— Start THE INPUT —

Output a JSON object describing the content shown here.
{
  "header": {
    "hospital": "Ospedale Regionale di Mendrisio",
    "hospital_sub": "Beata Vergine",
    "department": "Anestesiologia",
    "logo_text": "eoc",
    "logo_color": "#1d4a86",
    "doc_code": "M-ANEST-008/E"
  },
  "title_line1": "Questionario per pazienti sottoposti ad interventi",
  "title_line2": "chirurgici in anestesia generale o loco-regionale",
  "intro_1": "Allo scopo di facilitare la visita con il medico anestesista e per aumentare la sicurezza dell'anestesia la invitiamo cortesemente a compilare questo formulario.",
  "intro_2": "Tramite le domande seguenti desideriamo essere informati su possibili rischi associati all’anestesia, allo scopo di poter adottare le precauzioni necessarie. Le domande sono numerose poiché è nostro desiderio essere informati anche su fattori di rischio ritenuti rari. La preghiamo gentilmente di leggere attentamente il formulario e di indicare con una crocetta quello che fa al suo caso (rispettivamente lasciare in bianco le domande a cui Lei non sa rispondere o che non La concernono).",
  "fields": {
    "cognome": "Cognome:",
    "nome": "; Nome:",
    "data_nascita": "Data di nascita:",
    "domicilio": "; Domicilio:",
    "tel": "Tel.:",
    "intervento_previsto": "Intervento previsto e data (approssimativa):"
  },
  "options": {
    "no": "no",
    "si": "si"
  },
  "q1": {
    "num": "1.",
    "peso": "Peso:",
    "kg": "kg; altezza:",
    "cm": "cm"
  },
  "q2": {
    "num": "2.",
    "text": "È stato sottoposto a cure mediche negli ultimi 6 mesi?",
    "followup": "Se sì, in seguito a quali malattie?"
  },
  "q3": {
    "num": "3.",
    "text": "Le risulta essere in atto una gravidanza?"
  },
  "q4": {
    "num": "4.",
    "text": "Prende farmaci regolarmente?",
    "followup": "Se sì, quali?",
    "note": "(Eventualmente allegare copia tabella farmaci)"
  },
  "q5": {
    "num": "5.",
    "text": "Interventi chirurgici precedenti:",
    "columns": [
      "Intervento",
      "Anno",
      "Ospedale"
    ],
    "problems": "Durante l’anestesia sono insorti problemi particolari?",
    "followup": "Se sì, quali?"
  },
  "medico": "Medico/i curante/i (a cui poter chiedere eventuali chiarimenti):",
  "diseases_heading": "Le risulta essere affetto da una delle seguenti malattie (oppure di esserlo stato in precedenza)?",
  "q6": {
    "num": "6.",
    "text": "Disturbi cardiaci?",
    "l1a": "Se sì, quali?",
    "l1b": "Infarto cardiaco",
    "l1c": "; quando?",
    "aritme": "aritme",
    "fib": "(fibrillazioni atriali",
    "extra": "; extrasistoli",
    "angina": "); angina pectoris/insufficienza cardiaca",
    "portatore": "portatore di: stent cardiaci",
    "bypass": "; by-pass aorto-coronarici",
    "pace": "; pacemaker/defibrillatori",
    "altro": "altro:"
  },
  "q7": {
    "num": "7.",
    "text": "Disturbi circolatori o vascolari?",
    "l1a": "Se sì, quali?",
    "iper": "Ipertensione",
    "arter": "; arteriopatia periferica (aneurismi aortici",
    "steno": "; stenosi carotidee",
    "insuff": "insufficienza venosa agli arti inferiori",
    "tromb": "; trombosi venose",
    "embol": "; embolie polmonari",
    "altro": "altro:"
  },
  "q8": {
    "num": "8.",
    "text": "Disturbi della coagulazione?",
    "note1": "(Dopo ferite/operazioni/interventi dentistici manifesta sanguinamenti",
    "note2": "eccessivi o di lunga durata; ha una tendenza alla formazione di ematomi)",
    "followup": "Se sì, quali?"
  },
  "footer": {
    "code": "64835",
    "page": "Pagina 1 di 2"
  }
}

— End THE INPUT —
— Start THE INPUT —

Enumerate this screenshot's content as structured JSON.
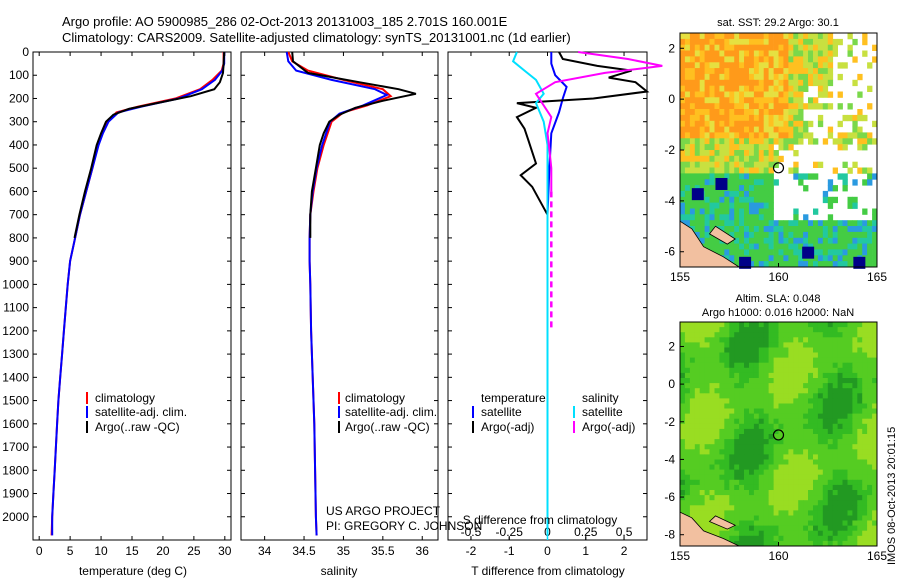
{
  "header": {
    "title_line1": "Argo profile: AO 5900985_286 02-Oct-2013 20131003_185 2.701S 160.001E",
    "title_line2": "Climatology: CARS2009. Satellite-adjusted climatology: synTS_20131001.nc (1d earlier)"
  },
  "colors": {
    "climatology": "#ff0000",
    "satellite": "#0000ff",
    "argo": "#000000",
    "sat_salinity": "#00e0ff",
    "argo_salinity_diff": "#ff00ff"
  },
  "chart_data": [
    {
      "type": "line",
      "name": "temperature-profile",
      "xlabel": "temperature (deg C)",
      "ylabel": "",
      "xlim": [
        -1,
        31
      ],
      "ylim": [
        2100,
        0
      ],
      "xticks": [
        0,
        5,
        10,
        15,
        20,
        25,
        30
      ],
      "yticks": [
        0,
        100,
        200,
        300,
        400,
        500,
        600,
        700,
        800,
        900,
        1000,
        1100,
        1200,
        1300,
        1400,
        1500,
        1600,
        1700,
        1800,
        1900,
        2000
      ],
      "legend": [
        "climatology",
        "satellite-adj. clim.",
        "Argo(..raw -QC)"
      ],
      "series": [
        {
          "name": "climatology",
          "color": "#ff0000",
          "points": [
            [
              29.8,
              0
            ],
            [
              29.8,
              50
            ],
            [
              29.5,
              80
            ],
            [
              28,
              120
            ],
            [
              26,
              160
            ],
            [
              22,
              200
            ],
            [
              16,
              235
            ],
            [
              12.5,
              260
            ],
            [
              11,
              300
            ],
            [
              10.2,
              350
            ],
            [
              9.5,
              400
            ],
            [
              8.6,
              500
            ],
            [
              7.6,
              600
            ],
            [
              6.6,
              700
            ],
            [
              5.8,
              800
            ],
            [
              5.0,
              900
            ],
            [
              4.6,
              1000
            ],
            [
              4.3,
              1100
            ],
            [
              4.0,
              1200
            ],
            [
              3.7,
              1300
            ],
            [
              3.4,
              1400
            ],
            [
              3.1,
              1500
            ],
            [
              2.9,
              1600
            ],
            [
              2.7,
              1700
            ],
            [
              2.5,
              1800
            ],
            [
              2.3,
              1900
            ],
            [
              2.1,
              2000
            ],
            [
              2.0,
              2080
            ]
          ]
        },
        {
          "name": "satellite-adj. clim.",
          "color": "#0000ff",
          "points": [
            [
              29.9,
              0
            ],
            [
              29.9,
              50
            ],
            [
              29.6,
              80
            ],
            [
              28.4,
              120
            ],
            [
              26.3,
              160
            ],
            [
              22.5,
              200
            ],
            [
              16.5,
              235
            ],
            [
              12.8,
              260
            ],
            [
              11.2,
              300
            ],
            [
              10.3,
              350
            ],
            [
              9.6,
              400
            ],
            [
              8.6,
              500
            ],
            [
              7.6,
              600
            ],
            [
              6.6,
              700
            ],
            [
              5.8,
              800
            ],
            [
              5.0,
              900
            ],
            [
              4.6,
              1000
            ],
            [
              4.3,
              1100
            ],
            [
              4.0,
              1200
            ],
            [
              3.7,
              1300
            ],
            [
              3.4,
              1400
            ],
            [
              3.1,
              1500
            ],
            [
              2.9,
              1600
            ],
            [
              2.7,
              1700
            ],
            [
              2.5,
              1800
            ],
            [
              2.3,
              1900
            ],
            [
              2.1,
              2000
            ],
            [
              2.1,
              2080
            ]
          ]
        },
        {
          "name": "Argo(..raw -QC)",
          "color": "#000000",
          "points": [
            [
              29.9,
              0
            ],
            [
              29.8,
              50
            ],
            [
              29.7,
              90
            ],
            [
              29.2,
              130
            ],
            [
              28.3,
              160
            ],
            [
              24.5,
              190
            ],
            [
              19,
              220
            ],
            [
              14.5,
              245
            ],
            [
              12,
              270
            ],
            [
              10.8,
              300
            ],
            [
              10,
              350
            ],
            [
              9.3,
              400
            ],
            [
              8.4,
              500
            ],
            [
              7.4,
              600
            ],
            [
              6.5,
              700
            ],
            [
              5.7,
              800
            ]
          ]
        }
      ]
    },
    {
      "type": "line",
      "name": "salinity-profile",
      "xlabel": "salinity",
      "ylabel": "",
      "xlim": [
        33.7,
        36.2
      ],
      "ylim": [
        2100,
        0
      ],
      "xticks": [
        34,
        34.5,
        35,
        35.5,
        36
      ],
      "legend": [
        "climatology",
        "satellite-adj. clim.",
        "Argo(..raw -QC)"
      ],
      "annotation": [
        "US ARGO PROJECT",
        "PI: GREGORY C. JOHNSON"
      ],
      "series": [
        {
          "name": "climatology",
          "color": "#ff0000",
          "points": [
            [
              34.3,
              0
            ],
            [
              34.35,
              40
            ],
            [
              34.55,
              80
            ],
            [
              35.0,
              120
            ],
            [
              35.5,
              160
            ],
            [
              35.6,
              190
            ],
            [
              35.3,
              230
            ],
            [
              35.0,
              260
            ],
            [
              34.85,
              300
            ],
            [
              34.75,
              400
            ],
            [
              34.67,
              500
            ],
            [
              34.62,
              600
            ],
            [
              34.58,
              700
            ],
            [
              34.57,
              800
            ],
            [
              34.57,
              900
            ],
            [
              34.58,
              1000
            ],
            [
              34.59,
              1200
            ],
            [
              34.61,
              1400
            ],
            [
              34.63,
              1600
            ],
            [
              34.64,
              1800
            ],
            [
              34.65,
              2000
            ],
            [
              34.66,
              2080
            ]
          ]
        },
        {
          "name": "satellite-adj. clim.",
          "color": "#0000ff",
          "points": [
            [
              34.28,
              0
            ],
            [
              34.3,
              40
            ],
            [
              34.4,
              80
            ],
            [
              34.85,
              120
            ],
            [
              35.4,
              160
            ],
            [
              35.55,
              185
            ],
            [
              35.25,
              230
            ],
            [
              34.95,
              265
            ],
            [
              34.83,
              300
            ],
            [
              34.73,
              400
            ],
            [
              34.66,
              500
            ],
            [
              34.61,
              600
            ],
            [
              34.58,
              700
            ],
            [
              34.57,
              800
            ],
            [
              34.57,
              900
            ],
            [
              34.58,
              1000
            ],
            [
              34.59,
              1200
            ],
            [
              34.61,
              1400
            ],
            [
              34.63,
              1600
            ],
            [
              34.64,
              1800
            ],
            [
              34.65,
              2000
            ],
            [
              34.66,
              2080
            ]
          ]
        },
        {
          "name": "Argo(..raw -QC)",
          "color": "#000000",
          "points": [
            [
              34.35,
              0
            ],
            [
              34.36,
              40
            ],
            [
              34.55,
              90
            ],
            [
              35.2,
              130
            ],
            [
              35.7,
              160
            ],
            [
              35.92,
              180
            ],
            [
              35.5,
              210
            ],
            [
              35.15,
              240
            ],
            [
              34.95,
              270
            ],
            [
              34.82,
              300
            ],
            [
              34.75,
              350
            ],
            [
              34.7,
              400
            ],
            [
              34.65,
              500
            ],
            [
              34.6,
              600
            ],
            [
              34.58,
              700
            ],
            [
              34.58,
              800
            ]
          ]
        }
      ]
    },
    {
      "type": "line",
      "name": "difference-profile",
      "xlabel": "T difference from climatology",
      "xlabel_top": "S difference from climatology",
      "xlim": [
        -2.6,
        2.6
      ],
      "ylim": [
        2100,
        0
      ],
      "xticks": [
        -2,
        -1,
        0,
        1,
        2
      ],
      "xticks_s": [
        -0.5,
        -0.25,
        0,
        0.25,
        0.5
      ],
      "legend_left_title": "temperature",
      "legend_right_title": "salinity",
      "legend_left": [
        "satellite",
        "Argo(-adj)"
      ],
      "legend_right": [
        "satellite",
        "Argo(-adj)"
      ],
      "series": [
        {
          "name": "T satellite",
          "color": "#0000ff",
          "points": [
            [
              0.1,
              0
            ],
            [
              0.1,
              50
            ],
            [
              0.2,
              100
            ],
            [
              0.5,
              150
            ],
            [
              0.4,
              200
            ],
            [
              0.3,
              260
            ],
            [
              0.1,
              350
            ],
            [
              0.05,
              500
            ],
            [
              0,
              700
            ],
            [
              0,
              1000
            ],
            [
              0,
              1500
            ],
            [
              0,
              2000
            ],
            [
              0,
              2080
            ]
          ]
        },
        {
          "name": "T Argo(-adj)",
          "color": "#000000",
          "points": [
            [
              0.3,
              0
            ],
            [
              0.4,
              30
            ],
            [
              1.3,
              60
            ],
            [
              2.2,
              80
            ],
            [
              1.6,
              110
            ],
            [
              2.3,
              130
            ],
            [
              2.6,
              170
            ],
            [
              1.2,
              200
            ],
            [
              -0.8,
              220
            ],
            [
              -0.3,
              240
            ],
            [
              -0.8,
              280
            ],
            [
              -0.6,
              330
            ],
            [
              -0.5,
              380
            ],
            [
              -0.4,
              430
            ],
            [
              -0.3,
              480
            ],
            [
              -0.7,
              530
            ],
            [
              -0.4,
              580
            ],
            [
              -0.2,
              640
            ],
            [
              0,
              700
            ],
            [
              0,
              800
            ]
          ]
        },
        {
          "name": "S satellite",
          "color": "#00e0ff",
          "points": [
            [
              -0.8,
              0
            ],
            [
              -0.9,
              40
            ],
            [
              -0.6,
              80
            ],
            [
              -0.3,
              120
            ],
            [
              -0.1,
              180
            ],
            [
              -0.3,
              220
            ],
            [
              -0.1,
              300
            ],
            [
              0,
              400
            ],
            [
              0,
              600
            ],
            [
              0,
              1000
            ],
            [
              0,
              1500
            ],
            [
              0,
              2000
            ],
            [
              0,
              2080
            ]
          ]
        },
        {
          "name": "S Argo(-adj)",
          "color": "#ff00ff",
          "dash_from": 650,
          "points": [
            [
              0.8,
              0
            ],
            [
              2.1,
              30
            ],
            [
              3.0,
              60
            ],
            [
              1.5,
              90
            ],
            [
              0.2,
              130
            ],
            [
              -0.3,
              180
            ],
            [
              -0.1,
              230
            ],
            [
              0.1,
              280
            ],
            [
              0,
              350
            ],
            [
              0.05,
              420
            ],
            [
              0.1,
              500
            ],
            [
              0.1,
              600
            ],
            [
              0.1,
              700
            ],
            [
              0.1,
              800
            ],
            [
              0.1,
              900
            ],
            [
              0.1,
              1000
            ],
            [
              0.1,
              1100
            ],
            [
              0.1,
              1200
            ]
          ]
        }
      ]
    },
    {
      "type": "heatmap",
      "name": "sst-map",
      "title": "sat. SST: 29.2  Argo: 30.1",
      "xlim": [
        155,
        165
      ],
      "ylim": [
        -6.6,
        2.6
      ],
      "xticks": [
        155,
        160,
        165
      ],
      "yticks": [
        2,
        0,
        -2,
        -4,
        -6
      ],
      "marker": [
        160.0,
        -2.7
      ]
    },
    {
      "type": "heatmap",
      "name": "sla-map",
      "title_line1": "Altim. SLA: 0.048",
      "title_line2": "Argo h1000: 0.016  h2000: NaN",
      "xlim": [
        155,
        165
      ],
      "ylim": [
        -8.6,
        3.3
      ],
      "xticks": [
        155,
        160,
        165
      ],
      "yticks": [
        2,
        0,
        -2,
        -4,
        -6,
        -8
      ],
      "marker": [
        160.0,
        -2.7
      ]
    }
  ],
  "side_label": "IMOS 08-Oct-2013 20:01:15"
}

— End THE INPUT —

▸ **WHAT YOU NEED TO DO**
Only lines that contain the word "stato" are wanted; copy each of them.

▸ **FULL ANSWER**
    "text": "È stato sottoposto a cure mediche negli ultimi 6 mesi?",
  "diseases_heading": "Le risulta essere affetto da una delle seguenti malattie (oppure di esserlo stato in precedenza)?",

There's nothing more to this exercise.